• [Task goal] Extract each line containing the string "this".

• [Dataset]
☆ ☆ ☆ ☆

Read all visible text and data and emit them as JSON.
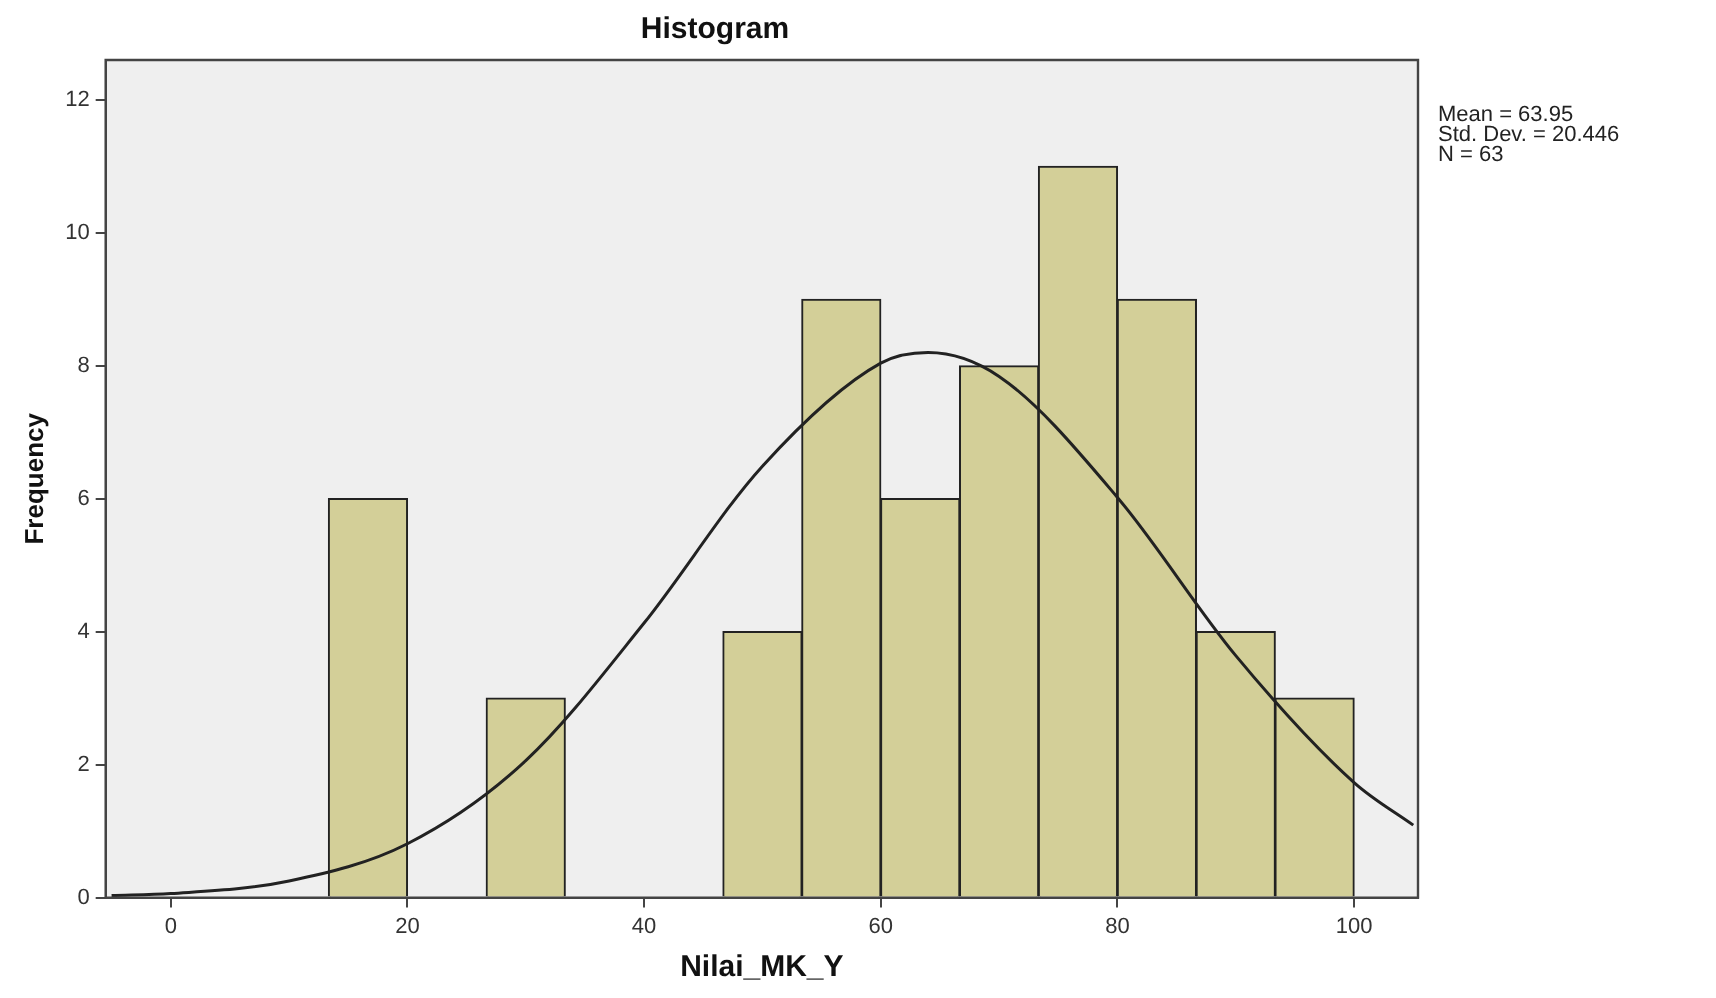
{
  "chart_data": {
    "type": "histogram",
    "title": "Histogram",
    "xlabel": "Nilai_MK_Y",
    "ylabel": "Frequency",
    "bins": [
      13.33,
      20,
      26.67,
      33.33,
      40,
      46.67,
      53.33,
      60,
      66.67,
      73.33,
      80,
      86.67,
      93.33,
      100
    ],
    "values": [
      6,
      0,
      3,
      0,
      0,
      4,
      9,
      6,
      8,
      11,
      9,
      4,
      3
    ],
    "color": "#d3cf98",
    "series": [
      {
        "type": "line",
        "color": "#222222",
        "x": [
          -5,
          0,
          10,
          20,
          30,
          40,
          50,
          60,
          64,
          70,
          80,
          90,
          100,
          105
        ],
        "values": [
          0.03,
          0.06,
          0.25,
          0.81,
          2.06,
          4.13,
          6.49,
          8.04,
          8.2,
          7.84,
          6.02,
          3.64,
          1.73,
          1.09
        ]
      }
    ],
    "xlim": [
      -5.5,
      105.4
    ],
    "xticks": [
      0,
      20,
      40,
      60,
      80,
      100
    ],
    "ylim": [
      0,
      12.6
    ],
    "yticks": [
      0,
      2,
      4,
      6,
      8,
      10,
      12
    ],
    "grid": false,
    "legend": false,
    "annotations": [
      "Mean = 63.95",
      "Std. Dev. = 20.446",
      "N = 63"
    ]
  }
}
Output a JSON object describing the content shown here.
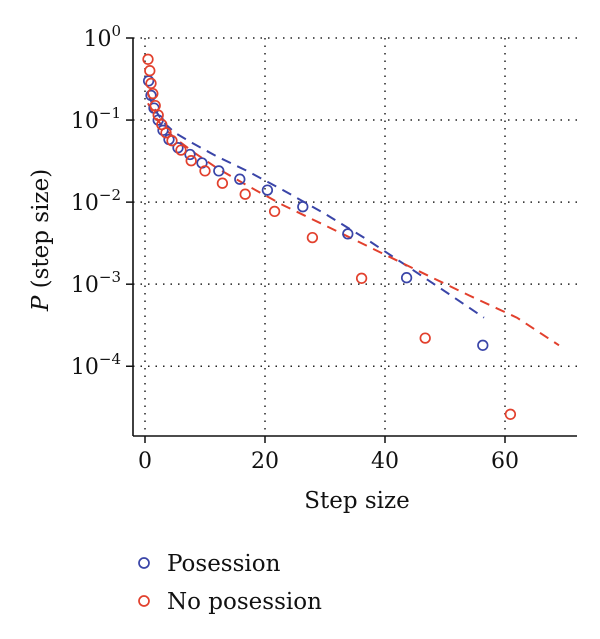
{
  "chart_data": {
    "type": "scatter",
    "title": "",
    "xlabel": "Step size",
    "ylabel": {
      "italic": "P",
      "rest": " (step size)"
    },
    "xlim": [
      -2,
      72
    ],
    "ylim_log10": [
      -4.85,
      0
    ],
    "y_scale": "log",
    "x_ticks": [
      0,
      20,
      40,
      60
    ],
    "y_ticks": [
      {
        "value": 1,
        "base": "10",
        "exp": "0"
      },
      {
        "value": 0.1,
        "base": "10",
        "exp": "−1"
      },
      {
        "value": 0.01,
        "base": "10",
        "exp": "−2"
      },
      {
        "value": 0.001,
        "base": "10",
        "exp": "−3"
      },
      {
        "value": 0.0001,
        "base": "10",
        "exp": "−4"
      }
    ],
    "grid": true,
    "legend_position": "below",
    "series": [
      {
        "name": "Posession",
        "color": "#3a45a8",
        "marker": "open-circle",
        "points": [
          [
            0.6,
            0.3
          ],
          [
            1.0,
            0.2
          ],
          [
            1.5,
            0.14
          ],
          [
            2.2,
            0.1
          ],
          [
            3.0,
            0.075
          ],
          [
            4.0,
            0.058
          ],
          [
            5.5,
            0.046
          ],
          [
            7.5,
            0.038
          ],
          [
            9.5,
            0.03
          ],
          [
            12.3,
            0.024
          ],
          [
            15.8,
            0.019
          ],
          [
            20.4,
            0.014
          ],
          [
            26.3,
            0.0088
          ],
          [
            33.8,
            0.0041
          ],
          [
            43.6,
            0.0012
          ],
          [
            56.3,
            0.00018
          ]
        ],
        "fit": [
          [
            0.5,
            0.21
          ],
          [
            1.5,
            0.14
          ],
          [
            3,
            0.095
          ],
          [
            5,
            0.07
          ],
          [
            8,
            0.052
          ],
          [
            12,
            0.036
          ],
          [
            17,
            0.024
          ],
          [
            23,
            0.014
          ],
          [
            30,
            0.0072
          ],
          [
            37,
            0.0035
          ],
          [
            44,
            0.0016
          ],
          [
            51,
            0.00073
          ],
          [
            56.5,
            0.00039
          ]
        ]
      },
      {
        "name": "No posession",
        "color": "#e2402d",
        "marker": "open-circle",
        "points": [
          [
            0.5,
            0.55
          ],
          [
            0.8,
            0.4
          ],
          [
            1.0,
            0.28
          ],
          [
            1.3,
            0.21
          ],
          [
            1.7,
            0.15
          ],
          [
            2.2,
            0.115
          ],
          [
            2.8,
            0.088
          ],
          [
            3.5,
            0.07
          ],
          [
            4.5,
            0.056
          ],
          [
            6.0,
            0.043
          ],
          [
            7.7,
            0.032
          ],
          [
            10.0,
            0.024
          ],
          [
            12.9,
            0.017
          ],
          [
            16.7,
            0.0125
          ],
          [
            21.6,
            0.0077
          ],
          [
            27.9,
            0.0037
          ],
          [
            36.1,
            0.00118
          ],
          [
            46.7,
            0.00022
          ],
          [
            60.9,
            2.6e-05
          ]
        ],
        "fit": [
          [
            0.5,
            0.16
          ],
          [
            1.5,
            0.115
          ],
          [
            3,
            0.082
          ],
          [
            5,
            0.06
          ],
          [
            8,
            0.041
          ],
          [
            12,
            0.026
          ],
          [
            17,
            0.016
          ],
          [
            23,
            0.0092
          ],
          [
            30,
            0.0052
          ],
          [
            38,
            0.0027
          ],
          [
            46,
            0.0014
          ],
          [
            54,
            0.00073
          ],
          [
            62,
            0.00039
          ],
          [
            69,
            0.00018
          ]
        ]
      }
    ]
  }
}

☆ ☆ ☆ ☆

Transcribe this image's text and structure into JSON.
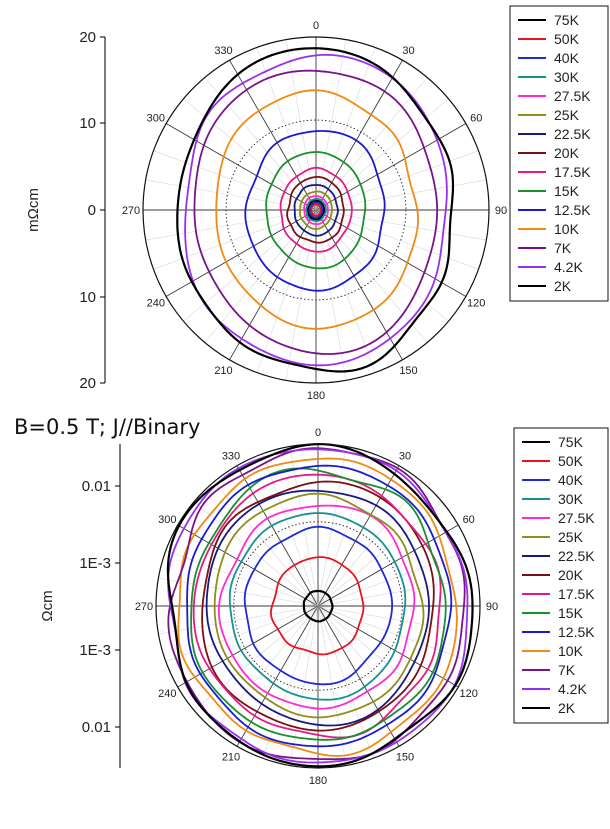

☆ ☆ ☆ ☆

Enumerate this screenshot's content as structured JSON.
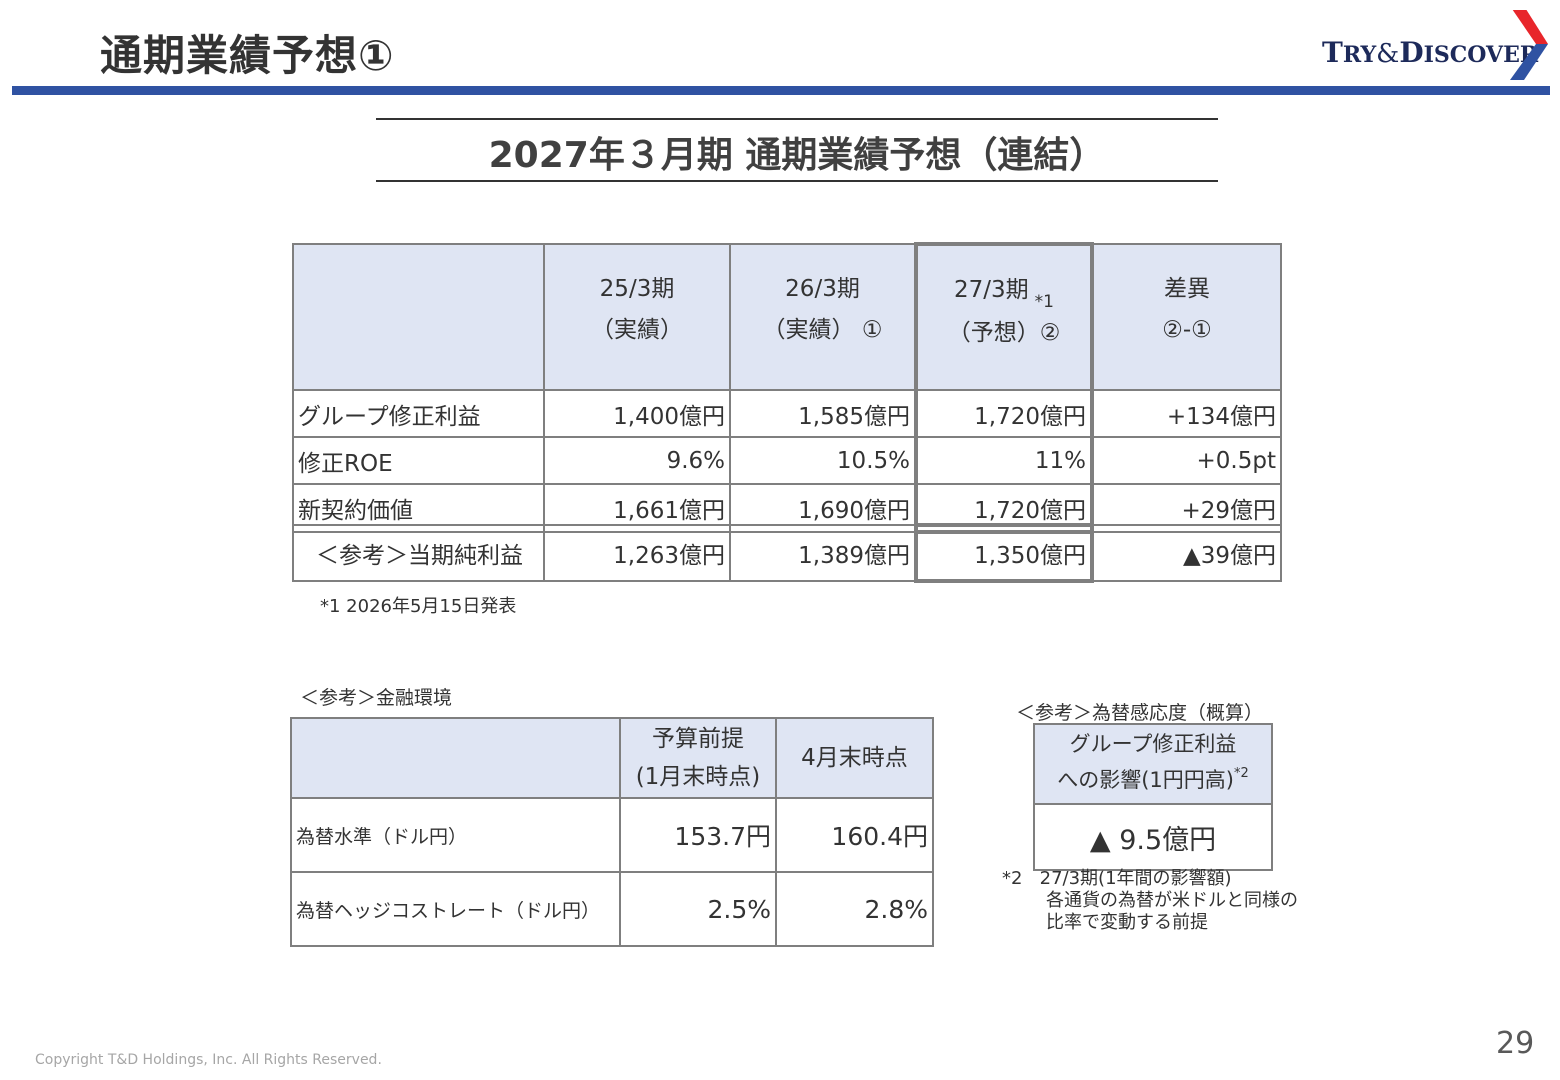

☆ ☆ ☆ ☆

• [Correct answer]
Transcribe this image's text and structure into JSON.
Enumerate this screenshot's content as structured JSON.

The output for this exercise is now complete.